GIVEN INSTRUCTION 1: List every category the Goodfellas review is filed under, as given in its byline.
GIVEN INSTRUCTION 2: Carry on the Goodfellas review from its last sentence, in the same voice.

SELECTED TEXT:
========

Goodfellas (1990) – Scorsese proves he’s more than a good directing fella
by Parker Mott on Aug.06, 2010, under Crime Films, Great Directors, Martin Scorsese, Movie Reviews, The Masterpiece Collection
4 Stars out of 4
(146 minutes)

"Goodfellas": My favourite film.
“It’s a masterpiece … it is a stunning script, and will make a wonderful film, and a priceless social document.” — Michael Powell to Martin Scorsese via letter
Major Spoilers Ahead.
Yes it was. Martin Scorsese’s 1990 crime tale Goodfellas is a transcendent work of wonder. It is my favourite film of all time. It enters the mind of a foot soldier named Henry Hill (Ray Liotta). He’s not a mob boss as Brando was in The Godfather nor is he a heavy shooter like Costner in The Untouchables. Goodfellas was originally to be called Wiseguys, based off Nicolas Pileggi’s novel, but it changed to Goodfellas due to a comedic TV series that preceded it, by Brian De Palma. As a result, the title tacks on a rather arrogant yet enchanting prose, one that foreshadows a life much more prestigious than it really is. Observing the story through Henry Hill creates this obscuring objectivity. He’s half-Irish so he can never be made and thus we encounter events to extents that we cannot necessarily understand or directly witness. Fascinating.
Originally Scorsese was hesitant to do another crime film. He said sharply: “There’s no sense in making another gangster picture, unless it is as close as possible to a certain kind of reality, to the spirit of documentary.” Goodfellas looks nothing like a documentary but it truly defines the real, the quintessential mob life (and that is not saying the same thing). The film is crafted in a genius way in which the camera, the music, the characters, and the tone morphs into the film’s conventional arc. This is a rise and fall after all.

========

ENTRIES PROVIDED:

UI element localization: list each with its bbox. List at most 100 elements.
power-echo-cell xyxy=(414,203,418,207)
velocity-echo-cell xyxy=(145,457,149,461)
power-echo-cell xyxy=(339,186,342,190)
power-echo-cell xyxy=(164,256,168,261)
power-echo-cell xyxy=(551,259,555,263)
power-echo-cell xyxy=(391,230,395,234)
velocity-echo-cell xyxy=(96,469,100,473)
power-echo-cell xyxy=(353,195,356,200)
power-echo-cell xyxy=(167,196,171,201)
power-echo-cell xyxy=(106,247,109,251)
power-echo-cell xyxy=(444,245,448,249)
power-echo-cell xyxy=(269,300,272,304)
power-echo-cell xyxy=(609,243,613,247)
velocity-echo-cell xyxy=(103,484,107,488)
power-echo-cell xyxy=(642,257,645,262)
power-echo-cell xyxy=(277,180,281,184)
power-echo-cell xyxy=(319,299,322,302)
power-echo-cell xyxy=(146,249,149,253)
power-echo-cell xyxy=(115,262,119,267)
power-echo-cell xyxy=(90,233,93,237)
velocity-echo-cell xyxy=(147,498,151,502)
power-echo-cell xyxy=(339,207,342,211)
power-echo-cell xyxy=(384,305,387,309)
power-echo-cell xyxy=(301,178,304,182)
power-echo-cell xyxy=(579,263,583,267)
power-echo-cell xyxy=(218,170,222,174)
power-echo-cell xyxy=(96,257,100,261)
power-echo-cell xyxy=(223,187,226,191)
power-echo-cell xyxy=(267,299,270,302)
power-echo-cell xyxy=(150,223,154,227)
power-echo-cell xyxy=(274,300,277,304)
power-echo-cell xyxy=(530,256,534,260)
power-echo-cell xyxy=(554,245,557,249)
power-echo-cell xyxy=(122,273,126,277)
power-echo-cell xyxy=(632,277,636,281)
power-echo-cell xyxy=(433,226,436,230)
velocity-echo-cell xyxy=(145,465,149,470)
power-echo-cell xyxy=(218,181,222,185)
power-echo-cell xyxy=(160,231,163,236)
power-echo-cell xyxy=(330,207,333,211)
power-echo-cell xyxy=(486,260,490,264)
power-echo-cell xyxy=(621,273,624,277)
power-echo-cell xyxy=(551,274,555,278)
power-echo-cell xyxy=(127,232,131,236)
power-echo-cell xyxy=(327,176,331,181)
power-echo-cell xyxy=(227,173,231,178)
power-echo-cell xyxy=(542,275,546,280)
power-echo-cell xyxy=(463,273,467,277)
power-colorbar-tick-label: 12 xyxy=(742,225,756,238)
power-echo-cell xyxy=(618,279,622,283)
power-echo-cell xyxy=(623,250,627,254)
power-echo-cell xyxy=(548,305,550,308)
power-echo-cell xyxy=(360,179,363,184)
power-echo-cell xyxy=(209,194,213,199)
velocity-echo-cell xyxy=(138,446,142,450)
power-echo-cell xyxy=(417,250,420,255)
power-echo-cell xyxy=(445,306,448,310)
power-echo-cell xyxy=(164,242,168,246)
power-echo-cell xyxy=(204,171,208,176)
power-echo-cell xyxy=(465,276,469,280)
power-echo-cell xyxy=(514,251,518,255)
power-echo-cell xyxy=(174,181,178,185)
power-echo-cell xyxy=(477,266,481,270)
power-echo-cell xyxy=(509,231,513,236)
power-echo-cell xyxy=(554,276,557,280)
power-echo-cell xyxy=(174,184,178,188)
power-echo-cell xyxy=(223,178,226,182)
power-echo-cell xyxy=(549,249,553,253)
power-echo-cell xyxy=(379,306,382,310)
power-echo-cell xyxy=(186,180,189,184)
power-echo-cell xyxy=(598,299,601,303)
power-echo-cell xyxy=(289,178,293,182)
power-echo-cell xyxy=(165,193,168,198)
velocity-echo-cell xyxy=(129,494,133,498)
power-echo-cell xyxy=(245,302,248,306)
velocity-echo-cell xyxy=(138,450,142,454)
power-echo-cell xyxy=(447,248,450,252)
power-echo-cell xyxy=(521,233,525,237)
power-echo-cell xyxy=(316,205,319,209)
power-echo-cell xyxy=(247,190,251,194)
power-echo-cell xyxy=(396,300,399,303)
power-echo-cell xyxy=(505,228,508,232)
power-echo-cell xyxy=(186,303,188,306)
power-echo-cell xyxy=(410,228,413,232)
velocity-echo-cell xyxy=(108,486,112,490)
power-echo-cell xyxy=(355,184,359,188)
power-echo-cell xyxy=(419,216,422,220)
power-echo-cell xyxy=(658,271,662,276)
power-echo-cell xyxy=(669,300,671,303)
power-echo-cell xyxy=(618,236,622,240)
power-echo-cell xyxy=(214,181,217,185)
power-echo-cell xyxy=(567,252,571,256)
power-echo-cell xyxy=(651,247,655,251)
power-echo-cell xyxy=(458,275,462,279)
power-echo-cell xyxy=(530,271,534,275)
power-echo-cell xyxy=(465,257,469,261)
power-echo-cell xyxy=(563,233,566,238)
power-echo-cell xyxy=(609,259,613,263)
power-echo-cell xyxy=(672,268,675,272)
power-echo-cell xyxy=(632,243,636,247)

========

TASK OUTPUT 1: Crime Films, Great Directors, Martin Scorsese, Movie Reviews, The Masterpiece Collection

TASK OUTPUT 2:
It’s, as I said, about a mob soldier turned FBI Informant named Henry Hill, who we, more or less, first encounter through a freeze frame (a dominant contemplative shot by Scorsese here, taken from Truffaut’s Jules and Jim). He says in narration: “for as far back as I can remember, I always wanted to be a gangster.” The acerbic irony is that hhereis chums Jimmy Conway (Robert De NIro) and Tommy DeVito) have just stabbed and shot a made man to death. Who? It does not matter (for the sake of plot and spoiler sake) as Goodfellas doesn’t try to behold any orotund need for pretentious conflict, sappy empathy, or any particular goal for the characters. It’s about a character talking us through the process of the business and how his control ultimately snowballs into disaster. The opening scene is indeed the end of the beginning, in which Tony Bennett’s Rags To Riches paradoxically bombasts.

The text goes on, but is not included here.